=== To do ===
• 1. Which acronyms appear in the excerpt about copying files on an NFS server?
• 2. Carry on the excerpt about copying files on an NFS server, picking up after its final sentence.

=== Source extract ===
* * * * *
The implementation would of course be different in this new COPY request
would create a new i-node for the target and then copy all data from he
source to target file. A vendor could choose the most efficient manner
for performing this based on their hardware/software architecture.

Thanks for the pointer to [email protected]. I'll bring this up there as
well...

In case you are wondering, we make an application which includes version
control features somewhat along the lines of CVS or SVN. In other
words, there is a central repository for checked-in versions and
independent scratch areas for users who can have their own copies of
files. So both check-in and check-out operations frequently involve
performing a "cp" from file A to B located on the same NFS server.
* * * * *
Dataset entries
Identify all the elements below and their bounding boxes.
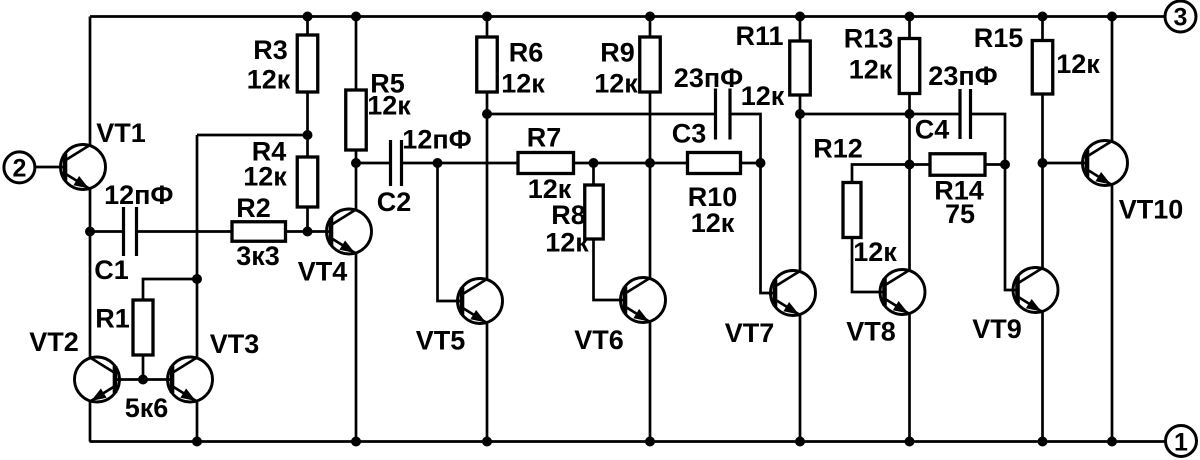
value R9 12к [594,69,638,99]
svg-text:R15: R15 [974,23,1024,53]
junction: bottom rail x=1112 [1107,437,1117,447]
resistor R4 [297,157,318,207]
junction: C4 / R14 right / VT9 base branch [1000,160,1010,170]
svg-text:12к: 12к [849,55,893,85]
junction: bottom rail x=197 [192,437,202,447]
value R4 12к [243,162,287,192]
terminal node 1 (common) [1166,426,1197,457]
transistor VT5 [458,279,503,324]
wire: C2 left lead [356,162,391,165]
svg-text:12к: 12к [367,91,411,121]
svg-text:12к: 12к [691,208,735,238]
wire: C4 right jog down to R14 right [971,114,1006,165]
junction: R1 top / VT3 collector line [192,274,202,284]
junction: R4 / R2 / VT4 base [303,227,313,237]
wire: VT3 emitter to bottom rail [196,402,199,442]
svg-text:12к: 12к [545,228,589,258]
capacitor C4 [960,89,971,139]
svg-text:C1: C1 [94,255,129,285]
value C4 23пФ [928,61,997,91]
svg-text:12к: 12к [501,69,545,99]
label VT9 [972,314,1022,344]
transistor VT8 [880,270,925,315]
terminal node 2 (input) [4,152,35,183]
wire: bottom rail to node 1 [90,440,1166,443]
label VT4 [298,257,348,287]
terminal node 3 (V+) [1165,1,1196,32]
svg-text:12к: 12к [853,237,897,267]
junction: bottom rail x=356 [351,437,361,447]
svg-text:5к6: 5к6 [125,393,169,423]
svg-text:12к: 12к [247,65,291,95]
junction: R3 / R4 / left wire [303,130,313,140]
resistor R10 [688,153,741,174]
junction: C2 / VT5 base branch [433,158,443,168]
label VT1 [96,118,146,148]
svg-text:R11: R11 [735,21,783,51]
transistor VT3 [168,357,213,402]
svg-text:VT9: VT9 [972,314,1022,344]
junction: bottom rail x=909.5 [905,437,915,447]
wire: R8 branch to VT6 base [594,163,626,300]
svg-text:12пФ: 12пФ [104,180,173,210]
wire: R6 column / VT5 collector [486,17,489,279]
junction: R11 / feedback wire [795,109,805,119]
junction: R10 right / C3 / VT7 base branch [756,158,766,168]
label C3 [672,119,707,149]
value R8 12к [545,228,589,258]
label R1 [95,304,130,334]
resistor R5 [346,90,367,150]
svg-text:R13: R13 [844,24,894,54]
value R15 12к [1056,49,1100,79]
label VT3 [210,329,260,359]
junction: R5 / C2 / VT4 collector [351,158,361,168]
label VT7 [725,318,775,348]
svg-text:VT10: VT10 [1119,195,1184,225]
svg-text:12к: 12к [243,162,287,192]
wire: input node 2 to VT1 base [35,166,66,169]
label R3 [253,35,288,65]
label VT8 [846,317,896,347]
svg-text:VT5: VT5 [416,326,466,356]
label R10 [688,182,738,212]
junction: bottom rail x=650 [645,437,655,447]
wire: feedback row to C4 left [800,113,960,116]
svg-text:12к: 12к [1056,49,1100,79]
junction: R13 / R12 / R14 left / VT8 collector [905,160,915,170]
wire: VT10 base wire [1043,162,1088,165]
resistor R8 [585,185,604,239]
transistor VT4 [327,209,372,254]
svg-text:VT3: VT3 [210,329,260,359]
label R2 [236,193,271,223]
svg-text:3к3: 3к3 [236,241,280,271]
svg-text:C3: C3 [672,119,707,149]
svg-text:R1: R1 [95,304,130,334]
transistor VT7 [771,271,816,316]
svg-text:75: 75 [945,199,975,229]
resistor R1 [133,300,153,355]
junction: top rail x=650 [645,12,655,22]
value R1 5к6 [125,393,169,423]
wire: R4 column [306,135,309,232]
wire: R3-R4 junction to VT3 column [197,134,308,137]
label R14 [934,176,984,206]
resistor R13 [899,39,920,94]
svg-text:12к: 12к [741,81,785,111]
junction: top rail x=307.5 [303,12,313,22]
value R6 12к [501,69,545,99]
value R3 12к [247,65,291,95]
label R7 [527,123,562,153]
junction: R15 / VT10 base / VT9 collector [1038,158,1048,168]
wire: VT1 emitter down to VT2 collector [89,189,92,358]
transistor VT10 [1083,141,1128,186]
svg-text:3: 3 [1174,4,1188,32]
label R8 [551,200,586,230]
svg-text:VT7: VT7 [725,318,775,348]
svg-text:2: 2 [12,155,26,183]
junction: bottom rail x=487 [482,437,492,447]
wire: VT5 emitter to bottom rail [486,324,489,442]
wire: VT8 emitter to bottom rail [908,315,911,442]
svg-text:R12: R12 [813,134,863,164]
label R6 [509,38,544,68]
label VT6 [574,325,624,355]
svg-text:R3: R3 [253,35,288,65]
junction: R7 right / R8 top [589,158,599,168]
svg-text:12к: 12к [594,69,638,99]
resistor R12 [843,183,861,238]
junction: R13 column / feedback wire [905,109,915,119]
resistor R15 [1032,41,1053,95]
resistor R3 [297,35,318,92]
label R12 [813,134,863,164]
svg-text:23пФ: 23пФ [674,63,743,93]
junction: bottom rail x=800 [795,437,805,447]
capacitor C2 [391,140,402,186]
resistor R9 [640,37,661,92]
label R5 [370,69,405,99]
label C1 [94,255,129,285]
resistor R7 [518,153,574,174]
capacitor C3 [716,89,731,140]
wire: VT10 emitter to bottom rail [1111,186,1114,442]
wire: top supply rail to node 3 [90,15,1165,18]
junction: R6-VT5 / C3 wire [482,109,492,119]
wire: R1 bottom lead [142,355,145,380]
svg-text:VT4: VT4 [298,257,348,287]
transistor VT2 [75,357,120,402]
resistor R11 [790,41,811,95]
label C2 [377,187,412,217]
wire: R1 top lead to VT3 collector line [143,279,197,300]
value R11 12к [741,81,785,111]
svg-text:1: 1 [1174,429,1188,457]
wire: R11 column / VT7 collector [799,17,802,271]
junction: top rail x=487 [482,12,492,22]
wire: R13 column / VT8 collector [908,17,911,270]
wire: R14 leads [910,163,1006,166]
svg-text:R7: R7 [527,123,562,153]
label VT5 [416,326,466,356]
label R15 [974,23,1024,53]
label R11 [735,21,783,51]
svg-text:12пФ: 12пФ [402,125,471,155]
wire: R15 column / VT9 collector [1041,17,1044,268]
label VT10 [1119,195,1184,225]
svg-text:VT8: VT8 [846,317,896,347]
svg-text:R9: R9 [600,38,635,68]
wire: R9 column / VT6 collector [649,17,652,278]
value R7 12к [528,174,572,204]
wire: VT10 collector stem [1111,17,1114,142]
svg-text:R6: R6 [509,38,544,68]
transistor VT1 [61,145,106,190]
resistor R14 [930,154,985,176]
junction: VT1 emitter / C1 [85,227,95,237]
value R13 12к [849,55,893,85]
wire: VT4 emitter to bottom rail [355,254,358,442]
wire: VT2 emitter to bottom rail [89,402,92,442]
wire: C2 right through R7 to R9 node [402,162,651,165]
value C1 12пФ [104,180,173,210]
wire: R12 branch to VT8 base [852,165,910,293]
wire: VT7 emitter to bottom rail [799,316,802,442]
wire: VT7 base branch [761,163,776,293]
junction: top rail x=356 [351,12,361,22]
resistor R2 [232,222,286,242]
value R12 12к [853,237,897,267]
wire: C3 left wire [487,113,716,116]
label C4 [915,115,950,145]
wire: R10 leads [650,162,761,165]
svg-text:R8: R8 [551,200,586,230]
junction: top rail x=800 [795,12,805,22]
label VT2 [29,327,79,357]
wire: R3 column from top rail [306,17,309,136]
svg-text:VT6: VT6 [574,325,624,355]
wire: R5 column / VT4 collector [355,17,358,210]
transistor VT6 [621,278,666,323]
svg-text:VT1: VT1 [96,118,146,148]
junction: R9 / R10 / VT6 collector [645,158,655,168]
value R2 3к3 [236,241,280,271]
wire: VT6 emitter to bottom rail [649,323,652,442]
junction: R1 bottom on base wire [138,375,148,385]
svg-text:VT2: VT2 [29,327,79,357]
capacitor C1 [124,207,137,256]
svg-text:23пФ: 23пФ [928,61,997,91]
wire: C1 left lead [90,230,124,233]
svg-text:C4: C4 [915,115,950,145]
transistor VT9 [1013,268,1058,313]
value C2 12пФ [402,125,471,155]
svg-text:R2: R2 [236,193,271,223]
label R13 [844,24,894,54]
label R4 [252,137,287,167]
wire: VT5 base branch [438,163,463,301]
svg-text:C2: C2 [377,187,412,217]
resistor R6 [477,37,498,92]
value C3 23пФ [674,63,743,93]
wire: VT9 emitter to bottom rail [1041,313,1044,442]
junction: top rail x=1042.5 [1038,12,1048,22]
junction: bottom rail x=1042.5 [1038,437,1048,447]
junction: top rail x=909.5 [905,12,915,22]
wire: C1 right to R2 to VT4 base [137,230,332,233]
junction: top rail x=1112 [1107,12,1117,22]
value R5 12к [367,91,411,121]
wire: C3 right jog down to R10 right [730,114,761,163]
wire: VT9 base branch [1005,165,1017,291]
value R14 75 [945,199,975,229]
label R9 [600,38,635,68]
wire: VT3 collector column [196,135,199,358]
wire: VT2 base to VT3 base [115,378,172,381]
wire: VT1 collector stem [89,17,92,146]
value R10 12к [691,208,735,238]
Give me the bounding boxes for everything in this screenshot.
* * * * *
=== Written responses ===
• 1. CVS, SVN, NFS

• 2.
--
Jim Callahan - President - Temerity Software <http://www.temerity.us>

2009-03-13 02:39:20

by Greg Banks

[permalink] [raw]
Subject: Re: Best A->B large file copy performance

Jim Callahan wrote:
> I'm trying to determine the most optimal way to have a single NFS
> client copy large numbers (100-1000) of fairly large (1-50M) files [...]
I'd like to propose a new rule of thumb: to be considered "fairly
large", a file should be larger than the capacity of a USB key which
could be comfortably swallowed.

> [...] Since the number of permutations of these three settings are
> large I was hoping that I might get some advise from this list about a
> range of values we should be investigating and any unpleasant
> interactions between these levels of settings we should be aware of to
> narrow our search. Also, if there are other major factors outside
> those listed I'd appreciate being pointed in the right direction.
Try

http://mirror.linux.org.au/pub/linux.conf.au/2008/slides/130-lca2008-nfs-tuning-secrets-d7.odp

--
Greg Banks, P.Engineer, SGI Australian Software Group.
the brightly coloured sporks of revolution.
I don't speak for SGI.